─── Kutipan Teks

*Kisah 1.000 Volvo Pesanan Korea Utara dari Swedia Tahun 1974, Tak Dibayar Sampai Hari ini

volvo

KODEMIMPI - Ini adalah kisah mengenai 1.000 unit Volvo dari Swedia yang dipesan Korea Utara pada dekade 1970-an. Tapi, ketika sedan-sedan itu tiba di Pyongyang bahkan hingga mengaspal di jalan raya, rezim Korea Utara tidak membayarnya sampai sekarang.

Kisah ini bermula pada dekade 1970-an ketika bisnis-bisnis Swedia mulai berkembang dan berekspansi. Banyak dari mereka membidik pasar baru yang menjanjikan, sebuah negara bernama Korea Utara.

Pada 1974, beberapa perusahaan ekspor dari Swedia menandatangani kontrak perdagangan skala besar dengan Korea Utara. Kontrak tersebut mencakup penjualan industri buatan Swedia ke Pyongyang, termasuk mesin pertambangan berat dan 1.000 unit sedan Volvo 144.

Perusahaan-perusahaan ekspor Swedia tersebut kala itu meyakini, perekonomian Korea Utara sedang berkembang dan ada banyak uang di sana.

Seorang peneliti senior di Brookings Institution, Jonathan D Pollack, mengatakan bahwa pada saat itu kondisi perekonomian Korea Utara tidaklah buruk,

“Setelah Perang Korea, ekonomi mereka ditata kembali, menjadi negara industri yang berfungsi, tapi masih sangat bergantung pada bantuan,” ucap Pollack.

──────
─── Daftar Entri

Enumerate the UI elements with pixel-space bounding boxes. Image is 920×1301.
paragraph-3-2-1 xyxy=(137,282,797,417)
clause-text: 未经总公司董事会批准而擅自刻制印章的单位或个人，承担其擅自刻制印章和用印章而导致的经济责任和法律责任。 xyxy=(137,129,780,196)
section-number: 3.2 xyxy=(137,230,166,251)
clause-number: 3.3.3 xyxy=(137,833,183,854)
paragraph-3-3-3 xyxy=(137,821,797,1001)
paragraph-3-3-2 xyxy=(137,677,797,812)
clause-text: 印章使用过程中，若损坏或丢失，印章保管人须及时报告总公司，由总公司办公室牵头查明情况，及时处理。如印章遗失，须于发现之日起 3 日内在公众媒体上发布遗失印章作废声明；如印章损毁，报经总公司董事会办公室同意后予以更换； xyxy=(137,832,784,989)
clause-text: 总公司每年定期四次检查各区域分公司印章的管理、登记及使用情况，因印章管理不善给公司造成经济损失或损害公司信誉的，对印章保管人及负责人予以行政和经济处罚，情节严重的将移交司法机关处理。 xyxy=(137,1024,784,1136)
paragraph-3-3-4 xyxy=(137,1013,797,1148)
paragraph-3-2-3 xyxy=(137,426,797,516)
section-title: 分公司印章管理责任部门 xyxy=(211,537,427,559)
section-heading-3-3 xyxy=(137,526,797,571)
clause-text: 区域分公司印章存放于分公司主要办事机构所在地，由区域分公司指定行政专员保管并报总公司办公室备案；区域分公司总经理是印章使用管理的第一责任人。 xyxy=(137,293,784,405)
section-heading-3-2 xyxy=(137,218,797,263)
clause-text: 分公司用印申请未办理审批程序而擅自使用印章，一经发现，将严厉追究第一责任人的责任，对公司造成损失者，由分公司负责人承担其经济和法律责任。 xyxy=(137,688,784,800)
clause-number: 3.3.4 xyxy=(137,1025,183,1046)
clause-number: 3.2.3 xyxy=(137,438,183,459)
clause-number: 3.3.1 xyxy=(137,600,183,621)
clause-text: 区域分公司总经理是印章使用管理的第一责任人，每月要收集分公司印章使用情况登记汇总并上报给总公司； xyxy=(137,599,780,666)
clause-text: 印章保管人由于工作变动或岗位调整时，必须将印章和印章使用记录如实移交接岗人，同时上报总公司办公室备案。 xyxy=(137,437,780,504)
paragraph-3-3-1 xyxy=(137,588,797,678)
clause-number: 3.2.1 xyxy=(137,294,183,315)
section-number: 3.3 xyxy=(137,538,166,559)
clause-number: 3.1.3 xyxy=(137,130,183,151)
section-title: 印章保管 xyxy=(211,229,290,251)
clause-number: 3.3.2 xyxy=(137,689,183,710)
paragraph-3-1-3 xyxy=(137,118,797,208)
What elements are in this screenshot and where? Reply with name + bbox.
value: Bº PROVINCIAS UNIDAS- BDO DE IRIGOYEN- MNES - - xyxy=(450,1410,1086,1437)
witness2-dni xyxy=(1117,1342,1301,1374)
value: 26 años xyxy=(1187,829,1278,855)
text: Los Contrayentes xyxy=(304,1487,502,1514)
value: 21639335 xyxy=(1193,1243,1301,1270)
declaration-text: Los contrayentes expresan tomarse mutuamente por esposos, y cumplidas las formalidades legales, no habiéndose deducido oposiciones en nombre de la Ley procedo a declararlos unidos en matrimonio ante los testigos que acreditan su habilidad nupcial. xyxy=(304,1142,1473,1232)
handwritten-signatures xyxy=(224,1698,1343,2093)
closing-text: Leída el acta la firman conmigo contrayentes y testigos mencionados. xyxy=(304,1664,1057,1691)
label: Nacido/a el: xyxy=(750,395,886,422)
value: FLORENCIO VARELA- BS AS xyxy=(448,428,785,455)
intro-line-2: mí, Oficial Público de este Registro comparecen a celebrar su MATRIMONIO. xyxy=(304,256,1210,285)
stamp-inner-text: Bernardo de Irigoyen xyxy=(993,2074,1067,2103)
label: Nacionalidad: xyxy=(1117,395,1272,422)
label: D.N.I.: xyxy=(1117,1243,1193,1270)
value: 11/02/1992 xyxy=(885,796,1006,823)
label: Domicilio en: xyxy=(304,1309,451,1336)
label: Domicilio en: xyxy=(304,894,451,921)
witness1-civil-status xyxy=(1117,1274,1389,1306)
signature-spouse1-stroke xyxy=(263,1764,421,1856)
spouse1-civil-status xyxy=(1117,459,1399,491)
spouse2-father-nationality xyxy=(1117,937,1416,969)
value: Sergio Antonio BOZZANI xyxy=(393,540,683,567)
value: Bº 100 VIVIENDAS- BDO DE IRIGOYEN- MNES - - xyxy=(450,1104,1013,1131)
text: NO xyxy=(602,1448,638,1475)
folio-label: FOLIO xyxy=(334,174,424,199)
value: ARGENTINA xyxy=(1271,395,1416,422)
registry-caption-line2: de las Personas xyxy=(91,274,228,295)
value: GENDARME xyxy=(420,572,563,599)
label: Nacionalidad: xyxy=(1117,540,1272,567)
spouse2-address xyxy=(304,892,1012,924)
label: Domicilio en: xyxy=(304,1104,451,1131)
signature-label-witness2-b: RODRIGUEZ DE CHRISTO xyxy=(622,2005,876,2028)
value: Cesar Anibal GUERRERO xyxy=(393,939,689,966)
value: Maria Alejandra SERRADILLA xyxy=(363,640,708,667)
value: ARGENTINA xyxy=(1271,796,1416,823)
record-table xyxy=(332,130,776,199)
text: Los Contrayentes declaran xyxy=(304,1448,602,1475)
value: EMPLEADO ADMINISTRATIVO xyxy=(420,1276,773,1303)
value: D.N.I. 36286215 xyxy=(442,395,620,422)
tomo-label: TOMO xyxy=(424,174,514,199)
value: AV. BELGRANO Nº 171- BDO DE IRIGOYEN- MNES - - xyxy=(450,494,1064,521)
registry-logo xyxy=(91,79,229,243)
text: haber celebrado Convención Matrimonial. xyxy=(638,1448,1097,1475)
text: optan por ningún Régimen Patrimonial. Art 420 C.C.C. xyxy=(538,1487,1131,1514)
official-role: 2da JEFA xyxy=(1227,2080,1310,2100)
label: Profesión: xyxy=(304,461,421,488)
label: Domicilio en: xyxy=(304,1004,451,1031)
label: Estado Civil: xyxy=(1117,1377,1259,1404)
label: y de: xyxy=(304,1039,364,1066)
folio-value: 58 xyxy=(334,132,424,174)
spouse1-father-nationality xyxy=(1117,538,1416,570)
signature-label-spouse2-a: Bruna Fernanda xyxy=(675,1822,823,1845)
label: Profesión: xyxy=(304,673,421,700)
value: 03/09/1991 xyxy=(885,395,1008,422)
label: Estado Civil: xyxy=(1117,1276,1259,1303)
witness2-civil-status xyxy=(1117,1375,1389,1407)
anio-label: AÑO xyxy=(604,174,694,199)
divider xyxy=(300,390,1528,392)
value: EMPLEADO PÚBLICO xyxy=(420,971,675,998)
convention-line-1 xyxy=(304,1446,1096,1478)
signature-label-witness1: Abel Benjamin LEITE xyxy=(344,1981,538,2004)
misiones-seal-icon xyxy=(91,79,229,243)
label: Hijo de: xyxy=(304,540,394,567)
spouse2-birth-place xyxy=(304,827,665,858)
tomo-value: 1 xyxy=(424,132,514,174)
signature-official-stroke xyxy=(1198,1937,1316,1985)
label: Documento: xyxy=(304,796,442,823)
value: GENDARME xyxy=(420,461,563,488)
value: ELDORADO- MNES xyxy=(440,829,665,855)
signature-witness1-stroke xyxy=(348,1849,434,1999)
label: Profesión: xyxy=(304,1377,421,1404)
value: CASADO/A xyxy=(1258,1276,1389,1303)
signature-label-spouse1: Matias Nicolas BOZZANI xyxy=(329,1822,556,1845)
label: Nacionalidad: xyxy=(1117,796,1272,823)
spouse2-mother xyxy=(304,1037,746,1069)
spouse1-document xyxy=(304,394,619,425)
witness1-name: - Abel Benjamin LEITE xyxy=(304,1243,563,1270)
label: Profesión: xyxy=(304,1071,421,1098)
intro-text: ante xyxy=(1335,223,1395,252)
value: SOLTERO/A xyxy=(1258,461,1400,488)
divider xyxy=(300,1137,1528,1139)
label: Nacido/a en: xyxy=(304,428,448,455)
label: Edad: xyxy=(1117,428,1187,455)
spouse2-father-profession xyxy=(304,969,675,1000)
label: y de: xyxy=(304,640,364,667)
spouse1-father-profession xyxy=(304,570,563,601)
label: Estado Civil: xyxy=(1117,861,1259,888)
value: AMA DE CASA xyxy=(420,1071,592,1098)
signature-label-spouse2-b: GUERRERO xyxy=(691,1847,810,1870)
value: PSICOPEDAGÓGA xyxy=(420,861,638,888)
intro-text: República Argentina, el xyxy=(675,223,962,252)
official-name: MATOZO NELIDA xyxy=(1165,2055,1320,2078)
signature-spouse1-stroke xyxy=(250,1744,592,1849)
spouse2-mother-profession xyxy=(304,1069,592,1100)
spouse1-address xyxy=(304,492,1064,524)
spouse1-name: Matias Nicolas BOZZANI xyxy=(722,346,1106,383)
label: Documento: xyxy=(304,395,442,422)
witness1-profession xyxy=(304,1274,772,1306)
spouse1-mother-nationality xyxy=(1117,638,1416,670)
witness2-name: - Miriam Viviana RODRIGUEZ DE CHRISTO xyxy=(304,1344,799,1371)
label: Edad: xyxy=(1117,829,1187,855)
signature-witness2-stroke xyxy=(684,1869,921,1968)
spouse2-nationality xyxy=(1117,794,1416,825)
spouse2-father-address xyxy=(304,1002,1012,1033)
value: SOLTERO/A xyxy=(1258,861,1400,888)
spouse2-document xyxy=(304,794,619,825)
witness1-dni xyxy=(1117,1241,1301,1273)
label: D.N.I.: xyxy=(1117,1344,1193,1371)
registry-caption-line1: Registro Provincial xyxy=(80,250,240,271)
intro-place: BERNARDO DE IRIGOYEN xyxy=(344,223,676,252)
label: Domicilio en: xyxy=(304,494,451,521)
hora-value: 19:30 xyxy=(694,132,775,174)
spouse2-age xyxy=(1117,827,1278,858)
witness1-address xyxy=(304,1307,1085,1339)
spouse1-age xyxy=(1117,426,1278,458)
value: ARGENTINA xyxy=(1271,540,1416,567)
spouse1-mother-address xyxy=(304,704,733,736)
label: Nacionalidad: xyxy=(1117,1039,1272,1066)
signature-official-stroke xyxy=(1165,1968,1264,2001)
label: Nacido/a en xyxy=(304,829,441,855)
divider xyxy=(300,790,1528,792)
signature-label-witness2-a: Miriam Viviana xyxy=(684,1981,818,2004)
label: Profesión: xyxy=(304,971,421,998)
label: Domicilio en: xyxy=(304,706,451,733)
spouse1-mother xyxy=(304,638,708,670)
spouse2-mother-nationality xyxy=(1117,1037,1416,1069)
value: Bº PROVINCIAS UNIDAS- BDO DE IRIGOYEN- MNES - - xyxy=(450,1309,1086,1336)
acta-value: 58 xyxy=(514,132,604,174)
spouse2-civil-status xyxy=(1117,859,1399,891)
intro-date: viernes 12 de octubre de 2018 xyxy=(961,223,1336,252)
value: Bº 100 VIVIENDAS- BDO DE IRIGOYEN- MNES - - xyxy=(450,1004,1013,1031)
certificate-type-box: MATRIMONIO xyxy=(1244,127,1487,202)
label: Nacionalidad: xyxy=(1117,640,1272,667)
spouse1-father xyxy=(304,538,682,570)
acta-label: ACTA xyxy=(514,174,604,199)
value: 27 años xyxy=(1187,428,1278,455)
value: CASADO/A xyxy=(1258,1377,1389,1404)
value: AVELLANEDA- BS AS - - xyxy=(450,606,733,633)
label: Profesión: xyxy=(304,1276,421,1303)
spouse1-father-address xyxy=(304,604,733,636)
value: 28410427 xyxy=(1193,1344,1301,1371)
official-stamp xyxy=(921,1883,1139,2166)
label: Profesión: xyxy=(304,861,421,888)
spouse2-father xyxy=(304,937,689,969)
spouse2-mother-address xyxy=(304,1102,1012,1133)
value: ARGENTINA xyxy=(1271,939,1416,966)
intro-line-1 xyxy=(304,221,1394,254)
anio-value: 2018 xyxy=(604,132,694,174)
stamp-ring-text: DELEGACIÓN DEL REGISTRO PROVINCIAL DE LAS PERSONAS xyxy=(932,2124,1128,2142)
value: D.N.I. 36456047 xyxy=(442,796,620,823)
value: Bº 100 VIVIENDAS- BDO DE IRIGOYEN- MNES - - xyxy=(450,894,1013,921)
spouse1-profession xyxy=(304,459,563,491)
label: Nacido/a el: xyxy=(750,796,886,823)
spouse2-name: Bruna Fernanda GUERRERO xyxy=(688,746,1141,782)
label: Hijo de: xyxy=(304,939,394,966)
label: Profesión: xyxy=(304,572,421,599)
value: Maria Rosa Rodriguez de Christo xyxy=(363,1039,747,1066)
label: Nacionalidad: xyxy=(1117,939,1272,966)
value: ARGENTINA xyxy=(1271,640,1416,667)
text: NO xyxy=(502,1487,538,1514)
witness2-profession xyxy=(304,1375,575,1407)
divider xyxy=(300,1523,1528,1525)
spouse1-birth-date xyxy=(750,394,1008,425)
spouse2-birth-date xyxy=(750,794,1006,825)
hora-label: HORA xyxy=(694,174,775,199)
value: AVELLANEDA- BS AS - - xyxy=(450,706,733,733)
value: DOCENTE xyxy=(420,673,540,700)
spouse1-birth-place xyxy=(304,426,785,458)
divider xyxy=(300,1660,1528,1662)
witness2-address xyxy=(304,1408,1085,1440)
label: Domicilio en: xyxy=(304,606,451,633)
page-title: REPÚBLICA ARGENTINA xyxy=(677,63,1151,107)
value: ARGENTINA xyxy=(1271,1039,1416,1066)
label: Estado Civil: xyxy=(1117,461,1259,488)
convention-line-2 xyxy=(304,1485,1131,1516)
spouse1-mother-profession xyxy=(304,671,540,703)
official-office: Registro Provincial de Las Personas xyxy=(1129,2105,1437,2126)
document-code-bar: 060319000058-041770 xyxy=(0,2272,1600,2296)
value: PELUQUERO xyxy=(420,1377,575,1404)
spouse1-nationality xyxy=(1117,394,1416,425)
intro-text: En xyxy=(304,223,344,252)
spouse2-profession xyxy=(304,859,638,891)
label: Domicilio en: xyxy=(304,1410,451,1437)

──────

[Ketentuan Tugas]
- A) Salin bagian kutipan teks mulai dari "Pada 1974, beberapa" sampai dengan "uang di sana.".
- B) Menurut kutipan teks, sedan Volvo model apa yang termasuk dalam kontrak perdagangan tahun 1974 dengan Korea Utara?
Entri-entri tersebut merupakan bahan tersendiri yang terpisah dari kutipan teks.

[Hasil Latihan]
- A)
Pada 1974, beberapa perusahaan ekspor dari Swedia menandatangani kontrak perdagangan skala besar dengan Korea Utara. Kontrak tersebut mencakup penjualan industri buatan Swedia ke Pyongyang, termasuk mesin pertambangan berat dan 1.000 unit sedan Volvo 144.

Perusahaan-perusahaan ekspor Swedia tersebut kala itu meyakini, perekonomian Korea Utara sedang berkembang dan ada banyak uang di sana.

- B) Volvo 144